◆ **Goal**
Print the records again, character for character.

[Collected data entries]
begin
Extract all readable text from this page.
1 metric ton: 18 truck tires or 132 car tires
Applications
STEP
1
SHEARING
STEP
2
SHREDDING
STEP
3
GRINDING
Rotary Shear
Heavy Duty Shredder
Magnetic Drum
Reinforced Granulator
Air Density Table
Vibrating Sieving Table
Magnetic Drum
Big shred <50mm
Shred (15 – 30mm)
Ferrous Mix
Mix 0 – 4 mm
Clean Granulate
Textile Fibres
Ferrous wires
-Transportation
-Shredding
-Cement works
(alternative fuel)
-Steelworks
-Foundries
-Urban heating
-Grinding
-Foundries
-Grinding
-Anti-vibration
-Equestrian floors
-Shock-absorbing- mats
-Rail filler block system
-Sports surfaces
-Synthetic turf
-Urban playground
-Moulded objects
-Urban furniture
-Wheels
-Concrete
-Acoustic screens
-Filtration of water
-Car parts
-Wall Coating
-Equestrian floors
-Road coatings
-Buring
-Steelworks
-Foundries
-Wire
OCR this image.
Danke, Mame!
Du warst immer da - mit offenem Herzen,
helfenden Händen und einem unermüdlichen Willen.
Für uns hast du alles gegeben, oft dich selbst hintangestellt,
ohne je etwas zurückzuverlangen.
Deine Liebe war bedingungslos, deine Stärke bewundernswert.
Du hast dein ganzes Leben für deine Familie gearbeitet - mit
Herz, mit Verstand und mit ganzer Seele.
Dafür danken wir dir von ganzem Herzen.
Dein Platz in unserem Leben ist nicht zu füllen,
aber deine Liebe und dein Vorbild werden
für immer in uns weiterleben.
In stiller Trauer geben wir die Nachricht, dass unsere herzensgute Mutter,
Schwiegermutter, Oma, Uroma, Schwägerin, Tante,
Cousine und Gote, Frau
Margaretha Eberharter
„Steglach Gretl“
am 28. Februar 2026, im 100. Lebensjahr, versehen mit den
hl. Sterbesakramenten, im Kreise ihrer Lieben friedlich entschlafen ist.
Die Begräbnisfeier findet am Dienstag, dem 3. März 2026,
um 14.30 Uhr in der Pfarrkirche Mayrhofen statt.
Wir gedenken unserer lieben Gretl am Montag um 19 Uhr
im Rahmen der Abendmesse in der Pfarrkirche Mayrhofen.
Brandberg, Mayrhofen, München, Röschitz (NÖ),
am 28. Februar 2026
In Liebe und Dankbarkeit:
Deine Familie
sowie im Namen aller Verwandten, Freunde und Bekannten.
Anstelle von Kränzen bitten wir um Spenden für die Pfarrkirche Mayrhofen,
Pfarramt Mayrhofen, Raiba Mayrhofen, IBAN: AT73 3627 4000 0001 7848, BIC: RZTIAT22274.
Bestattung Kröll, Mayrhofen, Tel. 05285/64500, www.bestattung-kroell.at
end
◆ **Solution to this exercise**
Extract all readable text from this page.
1 metric ton: 18 truck tires or 132 car tires
Applications
STEP
1
SHEARING
STEP
2
SHREDDING
STEP
3
GRINDING
Rotary Shear
Heavy Duty Shredder
Magnetic Drum
Reinforced Granulator
Air Density Table
Vibrating Sieving Table
Magnetic Drum
Big shred <50mm
Shred (15 – 30mm)
Ferrous Mix
Mix 0 – 4 mm
Clean Granulate
Textile Fibres
Ferrous wires
-Transportation
-Shredding
-Cement works
(alternative fuel)
-Steelworks
-Foundries
-Urban heating
-Grinding
-Foundries
-Grinding
-Anti-vibration
-Equestrian floors
-Shock-absorbing- mats
-Rail filler block system
-Sports surfaces
-Synthetic turf
-Urban playground
-Moulded objects
-Urban furniture
-Wheels
-Concrete
-Acoustic screens
-Filtration of water
-Car parts
-Wall Coating
-Equestrian floors
-Road coatings
-Buring
-Steelworks
-Foundries
-Wire
OCR this image.
Danke, Mame!
Du warst immer da - mit offenem Herzen,
helfenden Händen und einem unermüdlichen Willen.
Für uns hast du alles gegeben, oft dich selbst hintangestellt,
ohne je etwas zurückzuverlangen.
Deine Liebe war bedingungslos, deine Stärke bewundernswert.
Du hast dein ganzes Leben für deine Familie gearbeitet - mit
Herz, mit Verstand und mit ganzer Seele.
Dafür danken wir dir von ganzem Herzen.
Dein Platz in unserem Leben ist nicht zu füllen,
aber deine Liebe und dein Vorbild werden
für immer in uns weiterleben.
In stiller Trauer geben wir die Nachricht, dass unsere herzensgute Mutter,
Schwiegermutter, Oma, Uroma, Schwägerin, Tante,
Cousine und Gote, Frau
Margaretha Eberharter
„Steglach Gretl“
am 28. Februar 2026, im 100. Lebensjahr, versehen mit den
hl. Sterbesakramenten, im Kreise ihrer Lieben friedlich entschlafen ist.
Die Begräbnisfeier findet am Dienstag, dem 3. März 2026,
um 14.30 Uhr in der Pfarrkirche Mayrhofen statt.
Wir gedenken unserer lieben Gretl am Montag um 19 Uhr
im Rahmen der Abendmesse in der Pfarrkirche Mayrhofen.
Brandberg, Mayrhofen, München, Röschitz (NÖ),
am 28. Februar 2026
In Liebe und Dankbarkeit:
Deine Familie
sowie im Namen aller Verwandten, Freunde und Bekannten.
Anstelle von Kränzen bitten wir um Spenden für die Pfarrkirche Mayrhofen,
Pfarramt Mayrhofen, Raiba Mayrhofen, IBAN: AT73 3627 4000 0001 7848, BIC: RZTIAT22274.
Bestattung Kröll, Mayrhofen, Tel. 05285/64500, www.bestattung-kroell.at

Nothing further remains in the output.